WRITTEN PROBLEM: Write out each line word for word. Drop pictures.

===== DATASET RECORDS

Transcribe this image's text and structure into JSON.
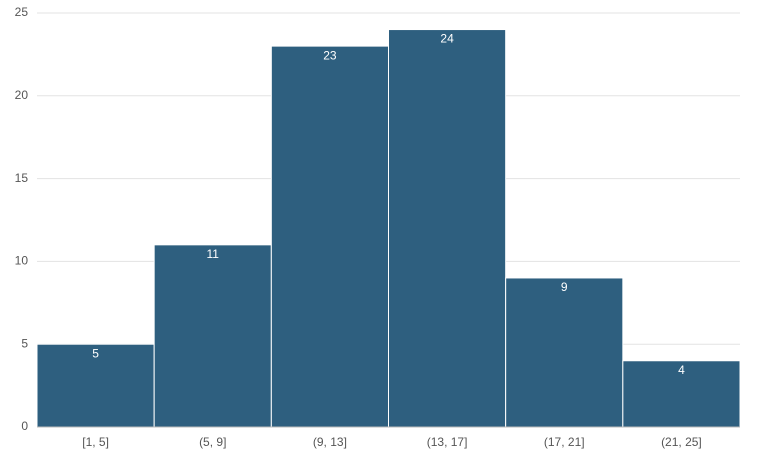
{
  "chart_data": {
    "type": "bar",
    "categories": [
      "[1, 5]",
      "(5, 9]",
      "(9, 13]",
      "(13, 17]",
      "(17, 21]",
      "(21, 25]"
    ],
    "values": [
      5,
      11,
      23,
      24,
      9,
      4
    ],
    "color": "#2e5f7f",
    "ylim": [
      0,
      25
    ],
    "yticks": [
      0,
      5,
      10,
      15,
      20,
      25
    ],
    "grid": true,
    "value_labels_shown": true
  }
}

==========

SOLUTION FOR THIS EXERCISE:
Transcribe this image's text and structure into JSON.
{
  "chart_data": {
    "type": "bar",
    "categories": [
      "[1, 5]",
      "(5, 9]",
      "(9, 13]",
      "(13, 17]",
      "(17, 21]",
      "(21, 25]"
    ],
    "values": [
      5,
      11,
      23,
      24,
      9,
      4
    ],
    "color": "#2e5f7f",
    "ylim": [
      0,
      25
    ],
    "yticks": [
      0,
      5,
      10,
      15,
      20,
      25
    ],
    "grid": true,
    "value_labels_shown": true
  }
}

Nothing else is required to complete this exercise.